Copy all of the material below exactly.
-- Begin ROWS --
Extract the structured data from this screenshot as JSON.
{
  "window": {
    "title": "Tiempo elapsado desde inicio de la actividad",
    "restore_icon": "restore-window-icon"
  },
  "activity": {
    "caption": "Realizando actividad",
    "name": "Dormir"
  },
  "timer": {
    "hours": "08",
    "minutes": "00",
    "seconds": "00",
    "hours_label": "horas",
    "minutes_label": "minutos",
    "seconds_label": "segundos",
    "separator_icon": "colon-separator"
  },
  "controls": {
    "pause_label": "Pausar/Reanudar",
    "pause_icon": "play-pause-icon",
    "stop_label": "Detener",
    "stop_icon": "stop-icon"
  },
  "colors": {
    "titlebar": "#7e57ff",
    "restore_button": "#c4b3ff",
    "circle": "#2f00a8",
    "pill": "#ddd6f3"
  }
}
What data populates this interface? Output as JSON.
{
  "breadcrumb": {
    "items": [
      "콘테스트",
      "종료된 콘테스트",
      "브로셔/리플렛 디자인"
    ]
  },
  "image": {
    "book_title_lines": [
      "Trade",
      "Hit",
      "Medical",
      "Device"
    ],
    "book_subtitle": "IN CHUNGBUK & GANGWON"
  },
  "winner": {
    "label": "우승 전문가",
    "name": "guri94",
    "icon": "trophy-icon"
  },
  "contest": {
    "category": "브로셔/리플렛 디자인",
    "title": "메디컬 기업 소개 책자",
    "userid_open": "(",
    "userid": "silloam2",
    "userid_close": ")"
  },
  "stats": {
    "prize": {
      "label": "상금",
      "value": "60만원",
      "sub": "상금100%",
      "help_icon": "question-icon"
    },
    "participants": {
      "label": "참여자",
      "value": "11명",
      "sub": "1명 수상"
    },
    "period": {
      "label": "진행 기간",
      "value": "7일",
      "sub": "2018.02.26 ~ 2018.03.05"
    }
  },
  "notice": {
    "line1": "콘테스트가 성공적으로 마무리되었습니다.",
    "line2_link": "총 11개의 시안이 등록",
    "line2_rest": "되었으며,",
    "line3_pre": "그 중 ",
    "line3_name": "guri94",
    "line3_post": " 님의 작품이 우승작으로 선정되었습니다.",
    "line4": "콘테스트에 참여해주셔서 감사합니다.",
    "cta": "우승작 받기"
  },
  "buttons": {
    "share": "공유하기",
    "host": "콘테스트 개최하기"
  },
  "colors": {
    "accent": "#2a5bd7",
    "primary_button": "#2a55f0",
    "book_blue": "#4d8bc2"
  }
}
-- End ROWS --
* OUTPUT:
Extract the structured data from this screenshot as JSON.
{
  "window": {
    "title": "Tiempo elapsado desde inicio de la actividad",
    "restore_icon": "restore-window-icon"
  },
  "activity": {
    "caption": "Realizando actividad",
    "name": "Dormir"
  },
  "timer": {
    "hours": "08",
    "minutes": "00",
    "seconds": "00",
    "hours_label": "horas",
    "minutes_label": "minutos",
    "seconds_label": "segundos",
    "separator_icon": "colon-separator"
  },
  "controls": {
    "pause_label": "Pausar/Reanudar",
    "pause_icon": "play-pause-icon",
    "stop_label": "Detener",
    "stop_icon": "stop-icon"
  },
  "colors": {
    "titlebar": "#7e57ff",
    "restore_button": "#c4b3ff",
    "circle": "#2f00a8",
    "pill": "#ddd6f3"
  }
}
What data populates this interface? Output as JSON.
{
  "breadcrumb": {
    "items": [
      "콘테스트",
      "종료된 콘테스트",
      "브로셔/리플렛 디자인"
    ]
  },
  "image": {
    "book_title_lines": [
      "Trade",
      "Hit",
      "Medical",
      "Device"
    ],
    "book_subtitle": "IN CHUNGBUK & GANGWON"
  },
  "winner": {
    "label": "우승 전문가",
    "name": "guri94",
    "icon": "trophy-icon"
  },
  "contest": {
    "category": "브로셔/리플렛 디자인",
    "title": "메디컬 기업 소개 책자",
    "userid_open": "(",
    "userid": "silloam2",
    "userid_close": ")"
  },
  "stats": {
    "prize": {
      "label": "상금",
      "value": "60만원",
      "sub": "상금100%",
      "help_icon": "question-icon"
    },
    "participants": {
      "label": "참여자",
      "value": "11명",
      "sub": "1명 수상"
    },
    "period": {
      "label": "진행 기간",
      "value": "7일",
      "sub": "2018.02.26 ~ 2018.03.05"
    }
  },
  "notice": {
    "line1": "콘테스트가 성공적으로 마무리되었습니다.",
    "line2_link": "총 11개의 시안이 등록",
    "line2_rest": "되었으며,",
    "line3_pre": "그 중 ",
    "line3_name": "guri94",
    "line3_post": " 님의 작품이 우승작으로 선정되었습니다.",
    "line4": "콘테스트에 참여해주셔서 감사합니다.",
    "cta": "우승작 받기"
  },
  "buttons": {
    "share": "공유하기",
    "host": "콘테스트 개최하기"
  },
  "colors": {
    "accent": "#2a5bd7",
    "primary_button": "#2a55f0",
    "book_blue": "#4d8bc2"
  }
}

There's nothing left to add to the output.